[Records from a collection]
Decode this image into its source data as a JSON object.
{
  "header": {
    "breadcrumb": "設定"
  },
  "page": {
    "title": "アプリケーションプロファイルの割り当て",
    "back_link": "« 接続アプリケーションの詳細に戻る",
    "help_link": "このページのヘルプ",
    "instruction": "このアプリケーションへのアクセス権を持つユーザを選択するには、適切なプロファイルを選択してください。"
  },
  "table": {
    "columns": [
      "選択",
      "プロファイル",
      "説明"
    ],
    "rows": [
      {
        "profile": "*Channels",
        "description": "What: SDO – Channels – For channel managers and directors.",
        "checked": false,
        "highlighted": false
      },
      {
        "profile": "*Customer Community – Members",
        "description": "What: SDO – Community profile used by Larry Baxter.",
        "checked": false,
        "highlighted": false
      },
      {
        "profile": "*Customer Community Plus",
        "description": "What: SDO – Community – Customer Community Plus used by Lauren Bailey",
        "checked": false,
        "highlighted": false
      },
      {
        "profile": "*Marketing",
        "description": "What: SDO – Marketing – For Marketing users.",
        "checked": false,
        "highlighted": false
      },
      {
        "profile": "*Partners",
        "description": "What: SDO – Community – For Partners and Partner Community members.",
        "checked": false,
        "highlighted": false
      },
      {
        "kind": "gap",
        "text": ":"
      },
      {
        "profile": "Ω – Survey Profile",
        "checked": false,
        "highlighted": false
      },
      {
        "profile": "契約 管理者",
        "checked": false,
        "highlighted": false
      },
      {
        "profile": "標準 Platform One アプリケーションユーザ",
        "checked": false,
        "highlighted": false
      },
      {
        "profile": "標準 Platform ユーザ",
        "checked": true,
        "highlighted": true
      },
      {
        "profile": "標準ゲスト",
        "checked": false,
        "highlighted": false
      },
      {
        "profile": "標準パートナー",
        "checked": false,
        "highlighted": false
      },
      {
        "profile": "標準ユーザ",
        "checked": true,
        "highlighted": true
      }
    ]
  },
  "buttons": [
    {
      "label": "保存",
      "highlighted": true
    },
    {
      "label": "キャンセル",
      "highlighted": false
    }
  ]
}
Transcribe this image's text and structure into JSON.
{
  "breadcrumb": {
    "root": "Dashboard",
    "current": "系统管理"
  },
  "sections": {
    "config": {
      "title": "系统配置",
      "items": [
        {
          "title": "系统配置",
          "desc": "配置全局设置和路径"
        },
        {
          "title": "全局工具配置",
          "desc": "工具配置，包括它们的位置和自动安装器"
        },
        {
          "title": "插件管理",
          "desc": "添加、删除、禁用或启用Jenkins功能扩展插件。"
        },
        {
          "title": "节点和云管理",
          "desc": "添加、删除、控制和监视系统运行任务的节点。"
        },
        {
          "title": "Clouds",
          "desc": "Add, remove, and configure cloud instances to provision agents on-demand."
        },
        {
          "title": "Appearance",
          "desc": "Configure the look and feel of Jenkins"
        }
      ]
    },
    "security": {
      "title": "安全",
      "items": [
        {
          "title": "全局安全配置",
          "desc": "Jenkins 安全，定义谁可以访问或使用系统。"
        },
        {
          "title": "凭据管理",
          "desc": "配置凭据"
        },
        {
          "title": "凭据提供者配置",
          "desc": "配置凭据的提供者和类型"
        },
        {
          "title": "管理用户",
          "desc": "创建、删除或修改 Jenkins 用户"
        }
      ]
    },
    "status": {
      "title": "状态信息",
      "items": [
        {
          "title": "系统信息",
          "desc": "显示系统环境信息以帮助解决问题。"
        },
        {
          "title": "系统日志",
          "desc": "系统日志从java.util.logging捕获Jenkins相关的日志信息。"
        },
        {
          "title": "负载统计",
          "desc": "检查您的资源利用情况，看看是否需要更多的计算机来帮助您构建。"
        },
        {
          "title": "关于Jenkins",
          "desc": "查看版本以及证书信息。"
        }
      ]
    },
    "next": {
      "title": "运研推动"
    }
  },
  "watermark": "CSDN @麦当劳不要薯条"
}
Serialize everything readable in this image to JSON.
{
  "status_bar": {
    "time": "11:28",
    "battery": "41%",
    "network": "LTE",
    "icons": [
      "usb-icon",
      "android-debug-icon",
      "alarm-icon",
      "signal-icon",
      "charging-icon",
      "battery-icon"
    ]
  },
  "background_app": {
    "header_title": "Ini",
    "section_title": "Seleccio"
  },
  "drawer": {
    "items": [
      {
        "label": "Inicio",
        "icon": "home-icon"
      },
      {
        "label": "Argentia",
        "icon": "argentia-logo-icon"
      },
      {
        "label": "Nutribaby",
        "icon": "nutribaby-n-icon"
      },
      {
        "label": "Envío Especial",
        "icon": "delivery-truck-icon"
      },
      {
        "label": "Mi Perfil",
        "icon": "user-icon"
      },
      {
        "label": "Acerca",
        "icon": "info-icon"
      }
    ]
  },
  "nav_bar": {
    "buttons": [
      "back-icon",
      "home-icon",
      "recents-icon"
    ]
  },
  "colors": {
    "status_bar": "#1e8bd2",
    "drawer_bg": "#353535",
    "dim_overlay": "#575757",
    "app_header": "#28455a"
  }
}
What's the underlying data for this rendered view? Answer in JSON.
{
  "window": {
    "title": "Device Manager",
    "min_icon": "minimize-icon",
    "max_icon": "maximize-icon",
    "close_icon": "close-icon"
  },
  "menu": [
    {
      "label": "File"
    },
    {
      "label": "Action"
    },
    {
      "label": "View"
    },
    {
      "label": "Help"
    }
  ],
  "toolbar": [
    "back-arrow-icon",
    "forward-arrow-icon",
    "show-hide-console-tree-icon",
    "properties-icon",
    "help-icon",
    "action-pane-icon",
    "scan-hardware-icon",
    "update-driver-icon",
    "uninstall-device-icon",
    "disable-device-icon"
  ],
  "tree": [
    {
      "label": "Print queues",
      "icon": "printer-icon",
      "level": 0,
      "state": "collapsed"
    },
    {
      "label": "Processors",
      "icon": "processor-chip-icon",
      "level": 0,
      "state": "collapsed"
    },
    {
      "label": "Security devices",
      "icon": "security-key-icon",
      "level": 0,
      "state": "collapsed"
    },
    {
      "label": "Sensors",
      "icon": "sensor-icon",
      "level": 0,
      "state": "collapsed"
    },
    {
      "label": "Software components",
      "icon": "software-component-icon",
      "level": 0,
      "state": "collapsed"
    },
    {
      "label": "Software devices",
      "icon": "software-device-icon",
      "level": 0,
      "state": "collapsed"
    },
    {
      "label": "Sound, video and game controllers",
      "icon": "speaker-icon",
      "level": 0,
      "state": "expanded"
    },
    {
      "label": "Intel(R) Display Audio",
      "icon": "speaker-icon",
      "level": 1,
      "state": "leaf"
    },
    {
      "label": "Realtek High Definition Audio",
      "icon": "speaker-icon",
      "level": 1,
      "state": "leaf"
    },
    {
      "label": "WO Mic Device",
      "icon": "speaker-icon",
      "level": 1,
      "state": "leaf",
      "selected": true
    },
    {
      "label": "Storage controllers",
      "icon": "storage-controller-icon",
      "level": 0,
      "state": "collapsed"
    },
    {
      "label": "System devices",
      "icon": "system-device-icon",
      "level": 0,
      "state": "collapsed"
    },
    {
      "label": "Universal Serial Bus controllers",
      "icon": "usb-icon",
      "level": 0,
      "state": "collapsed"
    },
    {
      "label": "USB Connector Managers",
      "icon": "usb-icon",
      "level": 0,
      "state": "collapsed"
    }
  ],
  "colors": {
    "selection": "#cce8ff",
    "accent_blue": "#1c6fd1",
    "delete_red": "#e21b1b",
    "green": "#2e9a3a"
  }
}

### DESCRIPTION OF THE TASK
Write out the full listing exactly as given.

### RESULT OF THE EXERCISE
Decode this image into its source data as a JSON object.
{
  "header": {
    "breadcrumb": "設定"
  },
  "page": {
    "title": "アプリケーションプロファイルの割り当て",
    "back_link": "« 接続アプリケーションの詳細に戻る",
    "help_link": "このページのヘルプ",
    "instruction": "このアプリケーションへのアクセス権を持つユーザを選択するには、適切なプロファイルを選択してください。"
  },
  "table": {
    "columns": [
      "選択",
      "プロファイル",
      "説明"
    ],
    "rows": [
      {
        "profile": "*Channels",
        "description": "What: SDO – Channels – For channel managers and directors.",
        "checked": false,
        "highlighted": false
      },
      {
        "profile": "*Customer Community – Members",
        "description": "What: SDO – Community profile used by Larry Baxter.",
        "checked": false,
        "highlighted": false
      },
      {
        "profile": "*Customer Community Plus",
        "description": "What: SDO – Community – Customer Community Plus used by Lauren Bailey",
        "checked": false,
        "highlighted": false
      },
      {
        "profile": "*Marketing",
        "description": "What: SDO – Marketing – For Marketing users.",
        "checked": false,
        "highlighted": false
      },
      {
        "profile": "*Partners",
        "description": "What: SDO – Community – For Partners and Partner Community members.",
        "checked": false,
        "highlighted": false
      },
      {
        "kind": "gap",
        "text": ":"
      },
      {
        "profile": "Ω – Survey Profile",
        "checked": false,
        "highlighted": false
      },
      {
        "profile": "契約 管理者",
        "checked": false,
        "highlighted": false
      },
      {
        "profile": "標準 Platform One アプリケーションユーザ",
        "checked": false,
        "highlighted": false
      },
      {
        "profile": "標準 Platform ユーザ",
        "checked": true,
        "highlighted": true
      },
      {
        "profile": "標準ゲスト",
        "checked": false,
        "highlighted": false
      },
      {
        "profile": "標準パートナー",
        "checked": false,
        "highlighted": false
      },
      {
        "profile": "標準ユーザ",
        "checked": true,
        "highlighted": true
      }
    ]
  },
  "buttons": [
    {
      "label": "保存",
      "highlighted": true
    },
    {
      "label": "キャンセル",
      "highlighted": false
    }
  ]
}
Transcribe this image's text and structure into JSON.
{
  "breadcrumb": {
    "root": "Dashboard",
    "current": "系统管理"
  },
  "sections": {
    "config": {
      "title": "系统配置",
      "items": [
        {
          "title": "系统配置",
          "desc": "配置全局设置和路径"
        },
        {
          "title": "全局工具配置",
          "desc": "工具配置，包括它们的位置和自动安装器"
        },
        {
          "title": "插件管理",
          "desc": "添加、删除、禁用或启用Jenkins功能扩展插件。"
        },
        {
          "title": "节点和云管理",
          "desc": "添加、删除、控制和监视系统运行任务的节点。"
        },
        {
          "title": "Clouds",
          "desc": "Add, remove, and configure cloud instances to provision agents on-demand."
        },
        {
          "title": "Appearance",
          "desc": "Configure the look and feel of Jenkins"
        }
      ]
    },
    "security": {
      "title": "安全",
      "items": [
        {
          "title": "全局安全配置",
          "desc": "Jenkins 安全，定义谁可以访问或使用系统。"
        },
        {
          "title": "凭据管理",
          "desc": "配置凭据"
        },
        {
          "title": "凭据提供者配置",
          "desc": "配置凭据的提供者和类型"
        },
        {
          "title": "管理用户",
          "desc": "创建、删除或修改 Jenkins 用户"
        }
      ]
    },
    "status": {
      "title": "状态信息",
      "items": [
        {
          "title": "系统信息",
          "desc": "显示系统环境信息以帮助解决问题。"
        },
        {
          "title": "系统日志",
          "desc": "系统日志从java.util.logging捕获Jenkins相关的日志信息。"
        },
        {
          "title": "负载统计",
          "desc": "检查您的资源利用情况，看看是否需要更多的计算机来帮助您构建。"
        },
        {
          "title": "关于Jenkins",
          "desc": "查看版本以及证书信息。"
        }
      ]
    },
    "next": {
      "title": "运研推动"
    }
  },
  "watermark": "CSDN @麦当劳不要薯条"
}
Serialize everything readable in this image to JSON.
{
  "status_bar": {
    "time": "11:28",
    "battery": "41%",
    "network": "LTE",
    "icons": [
      "usb-icon",
      "android-debug-icon",
      "alarm-icon",
      "signal-icon",
      "charging-icon",
      "battery-icon"
    ]
  },
  "background_app": {
    "header_title": "Ini",
    "section_title": "Seleccio"
  },
  "drawer": {
    "items": [
      {
        "label": "Inicio",
        "icon": "home-icon"
      },
      {
        "label": "Argentia",
        "icon": "argentia-logo-icon"
      },
      {
        "label": "Nutribaby",
        "icon": "nutribaby-n-icon"
      },
      {
        "label": "Envío Especial",
        "icon": "delivery-truck-icon"
      },
      {
        "label": "Mi Perfil",
        "icon": "user-icon"
      },
      {
        "label": "Acerca",
        "icon": "info-icon"
      }
    ]
  },
  "nav_bar": {
    "buttons": [
      "back-icon",
      "home-icon",
      "recents-icon"
    ]
  },
  "colors": {
    "status_bar": "#1e8bd2",
    "drawer_bg": "#353535",
    "dim_overlay": "#575757",
    "app_header": "#28455a"
  }
}
What's the underlying data for this rendered view? Answer in JSON.
{
  "window": {
    "title": "Device Manager",
    "min_icon": "minimize-icon",
    "max_icon": "maximize-icon",
    "close_icon": "close-icon"
  },
  "menu": [
    {
      "label": "File"
    },
    {
      "label": "Action"
    },
    {
      "label": "View"
    },
    {
      "label": "Help"
    }
  ],
  "toolbar": [
    "back-arrow-icon",
    "forward-arrow-icon",
    "show-hide-console-tree-icon",
    "properties-icon",
    "help-icon",
    "action-pane-icon",
    "scan-hardware-icon",
    "update-driver-icon",
    "uninstall-device-icon",
    "disable-device-icon"
  ],
  "tree": [
    {
      "label": "Print queues",
      "icon": "printer-icon",
      "level": 0,
      "state": "collapsed"
    },
    {
      "label": "Processors",
      "icon": "processor-chip-icon",
      "level": 0,
      "state": "collapsed"
    },
    {
      "label": "Security devices",
      "icon": "security-key-icon",
      "level": 0,
      "state": "collapsed"
    },
    {
      "label": "Sensors",
      "icon": "sensor-icon",
      "level": 0,
      "state": "collapsed"
    },
    {
      "label": "Software components",
      "icon": "software-component-icon",
      "level": 0,
      "state": "collapsed"
    },
    {
      "label": "Software devices",
      "icon": "software-device-icon",
      "level": 0,
      "state": "collapsed"
    },
    {
      "label": "Sound, video and game controllers",
      "icon": "speaker-icon",
      "level": 0,
      "state": "expanded"
    },
    {
      "label": "Intel(R) Display Audio",
      "icon": "speaker-icon",
      "level": 1,
      "state": "leaf"
    },
    {
      "label": "Realtek High Definition Audio",
      "icon": "speaker-icon",
      "level": 1,
      "state": "leaf"
    },
    {
      "label": "WO Mic Device",
      "icon": "speaker-icon",
      "level": 1,
      "state": "leaf",
      "selected": true
    },
    {
      "label": "Storage controllers",
      "icon": "storage-controller-icon",
      "level": 0,
      "state": "collapsed"
    },
    {
      "label": "System devices",
      "icon": "system-device-icon",
      "level": 0,
      "state": "collapsed"
    },
    {
      "label": "Universal Serial Bus controllers",
      "icon": "usb-icon",
      "level": 0,
      "state": "collapsed"
    },
    {
      "label": "USB Connector Managers",
      "icon": "usb-icon",
      "level": 0,
      "state": "collapsed"
    }
  ],
  "colors": {
    "selection": "#cce8ff",
    "accent_blue": "#1c6fd1",
    "delete_red": "#e21b1b",
    "green": "#2e9a3a"
  }
}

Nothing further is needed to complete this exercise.